Estratto del documento:

Krug, dentro la maison e la sua storia

Un racconto veloce del libro passando attraverso i protagonisti con piccoli estratti di aneddoti e racconti. Piccoli segreti mai svelati se non addirittura dimenticati. A volte fondamentali per...
di Alberto Lupetti

maison Krug

Un racconto veloce del libro passando attraverso i protagonisti con piccoli estratti di aneddoti e racconti. Piccoli segreti mai svelati se non addirittura dimenticati. A volte fondamentali per capire la filosofia Krug e perché oggi sia (giustamente) percepita come una maison leggendaria. Con il plus dei racconti in prima persona dei protagonisti, a cominciare dallo stesso Rémi Krug, che sintetizza così l’unicità di Krug: “tutte le maison lavorano su una gamma, quindi hanno uno champagne ‘normale’, un rosato, una riserva che potrebbe essere il millesimato e poi il massimo del massimo che è la cuvée de prestige. Da Krug, invece, tutto questo non c’è”.

Materiale fornito:
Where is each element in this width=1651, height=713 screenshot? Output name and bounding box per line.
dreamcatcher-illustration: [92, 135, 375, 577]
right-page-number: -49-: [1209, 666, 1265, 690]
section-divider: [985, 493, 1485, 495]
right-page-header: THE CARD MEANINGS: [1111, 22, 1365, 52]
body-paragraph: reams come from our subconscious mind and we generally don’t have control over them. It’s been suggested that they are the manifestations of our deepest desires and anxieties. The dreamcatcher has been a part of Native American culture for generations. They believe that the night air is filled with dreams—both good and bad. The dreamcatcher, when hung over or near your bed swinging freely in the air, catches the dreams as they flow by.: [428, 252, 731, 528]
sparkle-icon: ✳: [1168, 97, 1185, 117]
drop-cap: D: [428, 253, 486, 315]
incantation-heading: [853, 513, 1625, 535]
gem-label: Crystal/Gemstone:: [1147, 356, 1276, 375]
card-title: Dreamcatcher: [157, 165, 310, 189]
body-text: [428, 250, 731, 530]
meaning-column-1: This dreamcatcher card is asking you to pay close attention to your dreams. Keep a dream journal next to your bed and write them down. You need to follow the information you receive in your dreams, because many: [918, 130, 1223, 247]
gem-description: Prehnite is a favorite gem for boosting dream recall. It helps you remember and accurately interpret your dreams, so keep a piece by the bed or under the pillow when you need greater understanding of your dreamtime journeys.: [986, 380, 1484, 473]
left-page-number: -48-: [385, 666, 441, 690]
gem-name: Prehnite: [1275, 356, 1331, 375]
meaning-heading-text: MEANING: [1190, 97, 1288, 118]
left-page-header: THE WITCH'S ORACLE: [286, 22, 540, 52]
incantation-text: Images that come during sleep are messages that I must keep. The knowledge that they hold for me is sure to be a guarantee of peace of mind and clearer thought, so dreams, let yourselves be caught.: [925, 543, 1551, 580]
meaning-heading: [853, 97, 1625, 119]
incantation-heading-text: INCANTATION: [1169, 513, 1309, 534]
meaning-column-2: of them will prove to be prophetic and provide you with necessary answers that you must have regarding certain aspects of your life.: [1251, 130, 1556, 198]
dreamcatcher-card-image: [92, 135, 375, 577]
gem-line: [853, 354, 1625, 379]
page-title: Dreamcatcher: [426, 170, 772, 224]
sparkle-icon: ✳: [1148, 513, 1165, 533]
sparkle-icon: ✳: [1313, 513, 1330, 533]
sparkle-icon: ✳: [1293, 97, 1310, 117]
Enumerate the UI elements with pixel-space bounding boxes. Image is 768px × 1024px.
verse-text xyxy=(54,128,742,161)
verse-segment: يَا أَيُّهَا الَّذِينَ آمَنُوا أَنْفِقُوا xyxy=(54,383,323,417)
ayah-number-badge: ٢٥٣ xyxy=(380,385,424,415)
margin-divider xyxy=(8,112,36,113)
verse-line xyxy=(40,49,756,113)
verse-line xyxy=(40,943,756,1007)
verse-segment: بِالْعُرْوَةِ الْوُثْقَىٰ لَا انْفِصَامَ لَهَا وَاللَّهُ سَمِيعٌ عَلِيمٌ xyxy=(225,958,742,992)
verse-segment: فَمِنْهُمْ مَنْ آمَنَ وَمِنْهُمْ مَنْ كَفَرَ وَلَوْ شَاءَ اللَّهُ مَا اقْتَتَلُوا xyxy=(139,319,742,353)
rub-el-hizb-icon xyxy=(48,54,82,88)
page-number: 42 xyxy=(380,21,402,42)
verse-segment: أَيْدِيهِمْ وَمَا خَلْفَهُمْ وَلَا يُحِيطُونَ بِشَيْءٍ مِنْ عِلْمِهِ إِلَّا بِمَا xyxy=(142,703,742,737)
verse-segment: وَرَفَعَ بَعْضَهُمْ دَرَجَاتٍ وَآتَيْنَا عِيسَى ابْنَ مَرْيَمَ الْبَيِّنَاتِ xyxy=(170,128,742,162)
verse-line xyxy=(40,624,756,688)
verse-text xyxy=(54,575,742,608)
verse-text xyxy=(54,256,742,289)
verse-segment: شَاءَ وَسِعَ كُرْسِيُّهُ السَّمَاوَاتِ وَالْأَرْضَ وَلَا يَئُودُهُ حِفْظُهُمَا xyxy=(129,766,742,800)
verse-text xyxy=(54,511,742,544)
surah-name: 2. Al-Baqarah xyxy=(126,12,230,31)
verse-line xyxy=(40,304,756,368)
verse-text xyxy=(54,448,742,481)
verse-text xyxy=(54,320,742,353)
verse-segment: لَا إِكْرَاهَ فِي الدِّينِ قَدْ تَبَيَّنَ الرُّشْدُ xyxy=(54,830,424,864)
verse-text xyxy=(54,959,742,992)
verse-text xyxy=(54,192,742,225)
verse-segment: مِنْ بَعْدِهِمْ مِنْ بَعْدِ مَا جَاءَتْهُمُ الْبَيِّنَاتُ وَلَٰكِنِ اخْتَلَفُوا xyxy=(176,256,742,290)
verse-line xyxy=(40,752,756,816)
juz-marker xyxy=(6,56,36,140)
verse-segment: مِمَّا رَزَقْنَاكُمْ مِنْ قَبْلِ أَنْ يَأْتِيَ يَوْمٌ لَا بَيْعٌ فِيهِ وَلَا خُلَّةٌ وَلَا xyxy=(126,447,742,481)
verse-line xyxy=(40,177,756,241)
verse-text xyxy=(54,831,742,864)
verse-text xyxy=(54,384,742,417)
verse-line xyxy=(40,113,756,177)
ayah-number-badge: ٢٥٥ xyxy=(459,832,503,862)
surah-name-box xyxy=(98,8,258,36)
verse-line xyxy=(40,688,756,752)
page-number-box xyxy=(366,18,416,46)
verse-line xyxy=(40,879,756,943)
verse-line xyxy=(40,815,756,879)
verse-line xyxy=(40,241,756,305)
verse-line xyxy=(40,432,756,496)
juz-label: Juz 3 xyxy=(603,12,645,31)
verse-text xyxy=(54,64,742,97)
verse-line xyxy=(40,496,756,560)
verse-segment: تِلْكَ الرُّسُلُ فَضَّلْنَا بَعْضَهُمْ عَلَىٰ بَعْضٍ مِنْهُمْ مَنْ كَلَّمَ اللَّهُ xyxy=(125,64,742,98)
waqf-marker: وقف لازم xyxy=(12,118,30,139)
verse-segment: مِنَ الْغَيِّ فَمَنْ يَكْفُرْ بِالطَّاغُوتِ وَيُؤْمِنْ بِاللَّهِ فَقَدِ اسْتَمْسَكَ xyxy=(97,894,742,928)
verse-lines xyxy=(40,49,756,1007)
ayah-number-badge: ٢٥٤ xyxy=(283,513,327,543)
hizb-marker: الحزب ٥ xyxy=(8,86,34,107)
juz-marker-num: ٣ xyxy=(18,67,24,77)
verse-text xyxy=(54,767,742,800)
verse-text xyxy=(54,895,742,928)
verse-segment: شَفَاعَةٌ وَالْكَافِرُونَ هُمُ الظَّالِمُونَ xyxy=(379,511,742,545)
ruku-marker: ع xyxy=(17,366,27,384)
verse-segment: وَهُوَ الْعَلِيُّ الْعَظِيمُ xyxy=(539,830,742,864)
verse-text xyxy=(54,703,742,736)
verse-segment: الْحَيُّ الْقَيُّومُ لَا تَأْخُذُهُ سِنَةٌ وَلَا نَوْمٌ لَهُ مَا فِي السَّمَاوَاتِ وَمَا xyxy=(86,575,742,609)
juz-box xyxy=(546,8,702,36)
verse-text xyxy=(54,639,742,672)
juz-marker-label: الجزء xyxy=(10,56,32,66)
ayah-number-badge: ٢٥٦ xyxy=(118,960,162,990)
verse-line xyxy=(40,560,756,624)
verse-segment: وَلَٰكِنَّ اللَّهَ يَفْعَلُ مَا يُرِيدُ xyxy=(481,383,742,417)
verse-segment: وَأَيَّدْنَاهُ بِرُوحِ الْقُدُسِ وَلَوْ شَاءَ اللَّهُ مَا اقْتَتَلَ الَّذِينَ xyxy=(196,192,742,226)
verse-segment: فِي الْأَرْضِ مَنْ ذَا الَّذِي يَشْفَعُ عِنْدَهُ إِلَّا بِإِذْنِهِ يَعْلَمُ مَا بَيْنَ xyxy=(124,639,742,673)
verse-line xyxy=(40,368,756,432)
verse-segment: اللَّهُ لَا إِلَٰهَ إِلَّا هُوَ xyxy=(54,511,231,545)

Consegna:
Nell'estratto sul libro dedicato alla maison Krug, individua tutte le voci che, secondo Rémi Krug, compongono la gamma su cui lavorano le maison. Le righe non hanno alcun ruolo in questo lavoro.

Risposta:
- uno champagne "normale"
- un rosato
- una riserva (che potrebbe essere il millesimato)
- la cuvée de prestige